— Objective —
Only the number is wanted: tally the lines below that contain the word "this".

— Data rows —
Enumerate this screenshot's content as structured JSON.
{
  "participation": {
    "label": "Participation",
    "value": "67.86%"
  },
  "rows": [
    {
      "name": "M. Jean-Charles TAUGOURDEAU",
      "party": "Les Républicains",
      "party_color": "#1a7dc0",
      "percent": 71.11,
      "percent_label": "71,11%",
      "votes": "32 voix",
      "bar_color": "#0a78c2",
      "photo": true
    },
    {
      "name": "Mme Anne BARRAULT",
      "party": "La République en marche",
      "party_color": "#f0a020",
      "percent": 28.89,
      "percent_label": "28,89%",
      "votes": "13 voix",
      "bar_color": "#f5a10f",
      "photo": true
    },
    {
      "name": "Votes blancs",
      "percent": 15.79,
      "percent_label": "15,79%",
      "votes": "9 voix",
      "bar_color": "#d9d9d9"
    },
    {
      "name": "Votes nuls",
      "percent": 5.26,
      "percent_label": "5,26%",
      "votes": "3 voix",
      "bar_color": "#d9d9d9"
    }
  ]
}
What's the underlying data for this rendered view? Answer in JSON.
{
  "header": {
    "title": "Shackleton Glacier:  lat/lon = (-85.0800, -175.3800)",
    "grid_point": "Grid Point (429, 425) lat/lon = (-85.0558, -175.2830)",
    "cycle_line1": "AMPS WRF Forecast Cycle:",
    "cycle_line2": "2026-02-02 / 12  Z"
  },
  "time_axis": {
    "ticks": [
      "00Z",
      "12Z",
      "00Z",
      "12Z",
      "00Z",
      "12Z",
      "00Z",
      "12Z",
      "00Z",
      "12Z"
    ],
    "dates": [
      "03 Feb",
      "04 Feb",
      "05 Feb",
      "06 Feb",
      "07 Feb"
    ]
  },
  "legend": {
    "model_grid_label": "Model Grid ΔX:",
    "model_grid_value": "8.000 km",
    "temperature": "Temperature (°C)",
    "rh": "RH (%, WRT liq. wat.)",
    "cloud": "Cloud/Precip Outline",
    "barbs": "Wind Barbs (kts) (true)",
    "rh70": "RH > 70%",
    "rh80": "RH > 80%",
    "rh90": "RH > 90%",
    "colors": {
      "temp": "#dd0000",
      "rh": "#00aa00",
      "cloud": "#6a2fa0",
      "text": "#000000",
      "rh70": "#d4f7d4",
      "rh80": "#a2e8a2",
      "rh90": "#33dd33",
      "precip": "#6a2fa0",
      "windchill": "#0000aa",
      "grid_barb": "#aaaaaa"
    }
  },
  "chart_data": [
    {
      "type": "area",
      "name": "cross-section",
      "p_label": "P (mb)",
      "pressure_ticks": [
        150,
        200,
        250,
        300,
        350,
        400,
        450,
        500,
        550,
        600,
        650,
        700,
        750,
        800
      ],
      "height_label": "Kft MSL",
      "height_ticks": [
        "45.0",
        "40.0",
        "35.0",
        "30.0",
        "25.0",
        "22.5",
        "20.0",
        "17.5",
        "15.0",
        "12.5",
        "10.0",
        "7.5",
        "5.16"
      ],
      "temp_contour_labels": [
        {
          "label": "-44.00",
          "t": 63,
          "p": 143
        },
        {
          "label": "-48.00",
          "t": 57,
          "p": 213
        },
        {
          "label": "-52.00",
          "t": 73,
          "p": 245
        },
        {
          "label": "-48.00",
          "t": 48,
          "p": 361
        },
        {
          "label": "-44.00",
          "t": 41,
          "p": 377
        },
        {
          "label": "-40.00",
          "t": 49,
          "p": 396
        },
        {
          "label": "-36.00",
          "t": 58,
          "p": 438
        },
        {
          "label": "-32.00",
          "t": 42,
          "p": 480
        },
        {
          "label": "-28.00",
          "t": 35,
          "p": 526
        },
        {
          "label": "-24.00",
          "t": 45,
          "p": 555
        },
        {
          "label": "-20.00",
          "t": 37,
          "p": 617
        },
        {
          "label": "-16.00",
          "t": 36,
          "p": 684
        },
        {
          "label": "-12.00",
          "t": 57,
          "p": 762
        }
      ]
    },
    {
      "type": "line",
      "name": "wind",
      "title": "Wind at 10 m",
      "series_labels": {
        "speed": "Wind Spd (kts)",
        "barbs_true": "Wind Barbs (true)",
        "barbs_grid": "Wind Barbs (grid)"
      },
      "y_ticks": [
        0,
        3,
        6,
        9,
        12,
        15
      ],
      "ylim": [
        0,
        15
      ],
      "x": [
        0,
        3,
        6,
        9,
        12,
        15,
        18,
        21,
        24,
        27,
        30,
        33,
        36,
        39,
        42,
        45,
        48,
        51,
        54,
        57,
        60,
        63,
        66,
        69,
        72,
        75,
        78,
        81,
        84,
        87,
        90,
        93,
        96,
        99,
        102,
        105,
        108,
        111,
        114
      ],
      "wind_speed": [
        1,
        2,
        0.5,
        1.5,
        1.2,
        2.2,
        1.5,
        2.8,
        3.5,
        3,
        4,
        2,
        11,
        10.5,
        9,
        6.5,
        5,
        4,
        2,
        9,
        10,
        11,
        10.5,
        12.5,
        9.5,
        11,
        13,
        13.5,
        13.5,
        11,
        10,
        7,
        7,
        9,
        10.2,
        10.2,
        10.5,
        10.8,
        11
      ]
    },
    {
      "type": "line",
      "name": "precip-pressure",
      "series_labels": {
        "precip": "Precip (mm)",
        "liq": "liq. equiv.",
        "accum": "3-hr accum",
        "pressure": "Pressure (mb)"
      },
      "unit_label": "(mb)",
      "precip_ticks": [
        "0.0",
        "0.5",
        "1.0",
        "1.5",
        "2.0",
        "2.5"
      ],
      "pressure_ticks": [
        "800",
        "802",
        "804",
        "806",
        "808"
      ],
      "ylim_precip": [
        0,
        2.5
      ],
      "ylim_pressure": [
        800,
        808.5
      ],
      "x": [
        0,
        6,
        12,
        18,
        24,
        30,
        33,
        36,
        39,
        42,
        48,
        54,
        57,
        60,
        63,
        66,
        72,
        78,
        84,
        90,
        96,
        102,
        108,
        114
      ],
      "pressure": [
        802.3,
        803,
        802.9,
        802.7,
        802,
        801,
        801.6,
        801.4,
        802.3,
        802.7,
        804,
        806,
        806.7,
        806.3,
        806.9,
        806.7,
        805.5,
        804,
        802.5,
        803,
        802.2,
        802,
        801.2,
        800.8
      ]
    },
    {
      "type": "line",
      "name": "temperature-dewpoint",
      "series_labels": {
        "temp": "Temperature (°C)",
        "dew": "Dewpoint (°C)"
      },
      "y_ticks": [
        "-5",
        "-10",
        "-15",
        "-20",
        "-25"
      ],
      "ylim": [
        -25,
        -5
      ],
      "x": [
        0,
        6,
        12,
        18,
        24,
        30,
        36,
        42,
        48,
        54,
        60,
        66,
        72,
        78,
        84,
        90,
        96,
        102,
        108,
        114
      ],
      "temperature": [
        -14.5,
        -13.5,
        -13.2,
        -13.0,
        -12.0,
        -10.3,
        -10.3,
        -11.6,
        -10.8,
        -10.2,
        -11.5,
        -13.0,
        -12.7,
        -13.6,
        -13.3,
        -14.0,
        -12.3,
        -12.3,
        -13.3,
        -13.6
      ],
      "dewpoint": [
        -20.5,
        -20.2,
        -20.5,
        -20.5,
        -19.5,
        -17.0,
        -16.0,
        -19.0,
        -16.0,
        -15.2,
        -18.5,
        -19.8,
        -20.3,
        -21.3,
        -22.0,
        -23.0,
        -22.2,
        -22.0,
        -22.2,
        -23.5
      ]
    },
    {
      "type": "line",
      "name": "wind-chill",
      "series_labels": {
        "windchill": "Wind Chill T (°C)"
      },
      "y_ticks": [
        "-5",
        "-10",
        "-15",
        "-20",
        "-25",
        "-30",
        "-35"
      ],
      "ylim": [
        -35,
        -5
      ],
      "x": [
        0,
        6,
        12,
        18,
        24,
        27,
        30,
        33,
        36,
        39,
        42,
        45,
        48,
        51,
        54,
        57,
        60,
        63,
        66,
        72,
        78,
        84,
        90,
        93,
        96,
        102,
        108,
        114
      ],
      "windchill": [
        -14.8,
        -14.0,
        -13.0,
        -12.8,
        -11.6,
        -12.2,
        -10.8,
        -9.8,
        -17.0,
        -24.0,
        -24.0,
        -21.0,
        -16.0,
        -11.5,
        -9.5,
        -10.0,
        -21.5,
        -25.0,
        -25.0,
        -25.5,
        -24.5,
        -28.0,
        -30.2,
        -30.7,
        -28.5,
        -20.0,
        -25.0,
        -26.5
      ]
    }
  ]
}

— Reply to the task —
2